* **REQUIREMENT**: Reproduce everything in the material from the line containing "1259, 318, 1270]" down to the line containing "564, 130, 576]", unchanged, with both of those lines included.

[START SUPPLIED RECORDS]

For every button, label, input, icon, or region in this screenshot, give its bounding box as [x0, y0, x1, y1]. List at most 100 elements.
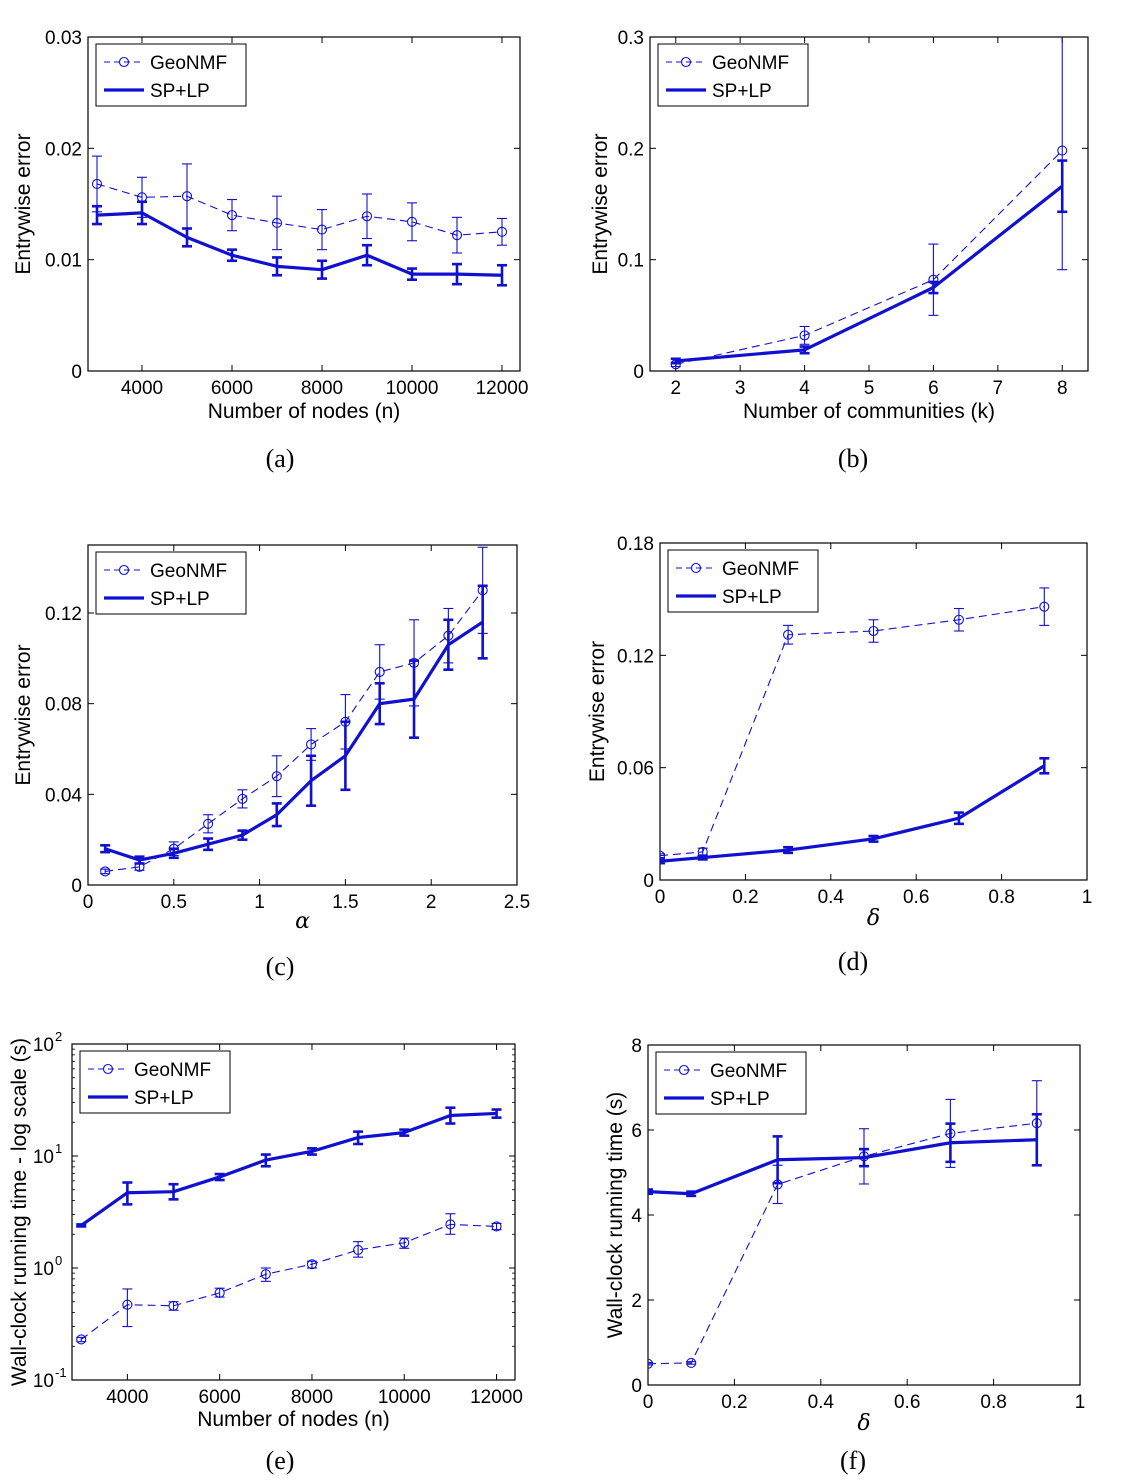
geonmf-point	[306, 1259, 318, 1270]
sp-lp-line	[675, 184, 1064, 363]
legend-geonmf-label: GeoNMF	[712, 53, 789, 74]
x-tick-label: 1	[254, 892, 265, 913]
legend-box	[95, 43, 247, 107]
legend-geonmf-label: GeoNMF	[134, 1060, 211, 1081]
x-tick-label: 12000	[470, 1387, 523, 1408]
x-tick-label: 1	[1082, 887, 1093, 908]
series-layer	[91, 155, 508, 287]
geonmf-line	[80, 1223, 497, 1340]
legend-box	[667, 549, 819, 613]
plot-frame	[87, 544, 518, 886]
y-axis-label: Wall-clock running time (s)	[604, 1092, 627, 1339]
sp-lp-line	[80, 1111, 497, 1227]
geonmf-point	[648, 1358, 654, 1369]
geonmf-line	[96, 183, 503, 236]
y-tick-label: 0	[71, 876, 82, 897]
y-tick-exponent: -1	[55, 1365, 67, 1380]
legend-sp-lp-label: SP+LP	[134, 1088, 194, 1109]
y-tick-label: 10	[33, 1147, 54, 1168]
geonmf-point	[1057, 145, 1068, 156]
x-tick-label: 0	[655, 887, 666, 908]
y-tick-label: 0.3	[618, 28, 644, 49]
x-tick-label: 10000	[378, 1387, 431, 1408]
plot-frame	[659, 542, 1088, 881]
geonmf-line	[648, 1122, 1037, 1365]
y-tick-label: 0.06	[617, 759, 654, 780]
panel-caption: (f)	[840, 1446, 866, 1475]
y-tick-label: 0.12	[617, 646, 654, 667]
series-layer	[76, 1106, 502, 1345]
sp-lp-line	[648, 1138, 1037, 1196]
y-tick-label: 0.03	[45, 28, 82, 49]
x-tick-label: 0.4	[818, 887, 845, 908]
y-tick-label: 0.1	[618, 251, 644, 272]
sp-lp-line	[104, 620, 484, 862]
y-axis-label: Entrywise error	[589, 133, 612, 274]
panel-c: 0 0.5 1 1.5 2 2.5 0 0.04 0.08 0.12 α Entrywise erro…	[12, 544, 530, 981]
legend-geonmf-marker	[118, 564, 130, 576]
panel-d: 0 0.2 0.4 0.6 0.8 1 0 0.06 0.12 0.18 δ Entrywise er…	[586, 534, 1092, 976]
geonmf-point	[1039, 601, 1050, 612]
y-tick-label: 0	[643, 871, 654, 892]
geonmf-point	[271, 217, 283, 228]
series-layer	[648, 1080, 1042, 1369]
x-axis-label: α	[295, 909, 310, 934]
x-tick-label: 0.2	[732, 887, 758, 908]
series-layer	[100, 546, 488, 877]
panel-caption: (e)	[266, 1446, 295, 1475]
legend-geonmf-marker	[102, 1063, 114, 1075]
legend-geonmf-label: GeoNMF	[722, 559, 799, 580]
y-tick-label: 0	[631, 1376, 642, 1397]
y-tick-label: 0.2	[618, 139, 644, 160]
legend-geonmf-label: GeoNMF	[150, 561, 227, 582]
legend-sp-lp-label: SP+LP	[710, 1089, 770, 1110]
x-axis-label: Number of nodes (n)	[208, 400, 401, 423]
geonmf-point	[100, 866, 111, 877]
geonmf-point	[686, 1357, 697, 1368]
y-tick-label: 0.02	[45, 139, 82, 160]
panel-f: 0 0.2 0.4 0.6 0.8 1 0 2 4 6 8 δ Wall-clock running t…	[604, 1036, 1085, 1475]
geonmf-point	[660, 850, 666, 861]
x-tick-label: 2.5	[504, 892, 530, 913]
geonmf-point	[491, 1221, 502, 1232]
x-tick-label: 5	[864, 378, 875, 399]
series-layer	[660, 587, 1050, 865]
x-tick-label: 4	[799, 378, 810, 399]
geonmf-point	[783, 629, 794, 640]
x-tick-label: 6000	[199, 1387, 241, 1408]
y-tick-label: 0.18	[617, 534, 654, 555]
x-tick-label: 3	[735, 378, 746, 399]
x-tick-label: 6000	[211, 378, 253, 399]
series-layer	[670, 37, 1068, 370]
y-tick-label: 2	[631, 1291, 642, 1312]
geonmf-point	[306, 739, 317, 750]
x-tick-label: 8000	[291, 1387, 333, 1408]
y-axis-label: Entrywise error	[12, 133, 35, 274]
legend-sp-lp-label: SP+LP	[150, 81, 210, 102]
y-tick-label: 10	[33, 1371, 54, 1392]
y-tick-label: 6	[631, 1121, 642, 1142]
y-tick-label: 0.08	[45, 695, 82, 716]
x-tick-label: 2	[426, 892, 437, 913]
x-tick-label: 8	[1057, 378, 1068, 399]
geonmf-point	[168, 1300, 179, 1311]
geonmf-point	[374, 666, 385, 677]
x-tick-label: 8000	[301, 378, 343, 399]
y-tick-label: 10	[33, 1259, 54, 1280]
y-tick-exponent: 1	[55, 1141, 62, 1156]
legend-sp-lp-label: SP+LP	[712, 81, 772, 102]
plot-frame	[87, 36, 521, 372]
geonmf-point	[361, 211, 373, 222]
legend-geonmf-marker	[680, 56, 692, 68]
geonmf-point	[226, 210, 238, 221]
geonmf-line	[675, 150, 1063, 365]
geonmf-point	[445, 1219, 456, 1230]
y-tick-exponent: 0	[55, 1253, 62, 1268]
geonmf-point	[953, 614, 964, 625]
x-tick-label: 2	[670, 378, 681, 399]
y-tick-label: 8	[631, 1036, 642, 1057]
x-tick-label: 0.5	[161, 892, 187, 913]
geonmf-point	[203, 818, 214, 829]
x-tick-label: 0.8	[988, 887, 1014, 908]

[END SUPPLIED RECORDS]

* **WRITTEN RESPONSE**:
geonmf-point	[306, 1259, 318, 1270]
sp-lp-line	[675, 184, 1064, 363]
legend-geonmf-label: GeoNMF	[712, 53, 789, 74]
x-tick-label: 1	[254, 892, 265, 913]
legend-box	[95, 43, 247, 107]
legend-geonmf-label: GeoNMF	[134, 1060, 211, 1081]
x-tick-label: 12000	[470, 1387, 523, 1408]
x-tick-label: 1	[1082, 887, 1093, 908]
series-layer	[91, 155, 508, 287]
geonmf-line	[80, 1223, 497, 1340]
legend-box	[667, 549, 819, 613]
plot-frame	[87, 544, 518, 886]
y-axis-label: Wall-clock running time (s)	[604, 1092, 627, 1339]
sp-lp-line	[80, 1111, 497, 1227]
geonmf-point	[648, 1358, 654, 1369]
geonmf-line	[96, 183, 503, 236]
y-tick-label: 0	[71, 876, 82, 897]
y-tick-exponent: -1	[55, 1365, 67, 1380]
legend-sp-lp-label: SP+LP	[134, 1088, 194, 1109]
y-tick-label: 10	[33, 1147, 54, 1168]
geonmf-point	[1057, 145, 1068, 156]
x-tick-label: 0	[655, 887, 666, 908]
y-tick-label: 0.3	[618, 28, 644, 49]
x-tick-label: 10000	[378, 1387, 431, 1408]
plot-frame	[659, 542, 1088, 881]
geonmf-line	[648, 1122, 1037, 1365]
y-tick-label: 0.06	[617, 759, 654, 780]
panel-caption: (f)	[840, 1446, 866, 1475]
y-tick-label: 0.12	[617, 646, 654, 667]
series-layer	[76, 1106, 502, 1345]
sp-lp-line	[648, 1138, 1037, 1196]
y-tick-label: 0.03	[45, 28, 82, 49]
x-tick-label: 0.4	[818, 887, 845, 908]
y-tick-label: 0.1	[618, 251, 644, 272]
sp-lp-line	[104, 620, 484, 862]
y-axis-label: Entrywise error	[589, 133, 612, 274]
panel-c: 0 0.5 1 1.5 2 2.5 0 0.04 0.08 0.12 α Entrywise erro…	[12, 544, 530, 981]
legend-geonmf-marker	[118, 564, 130, 576]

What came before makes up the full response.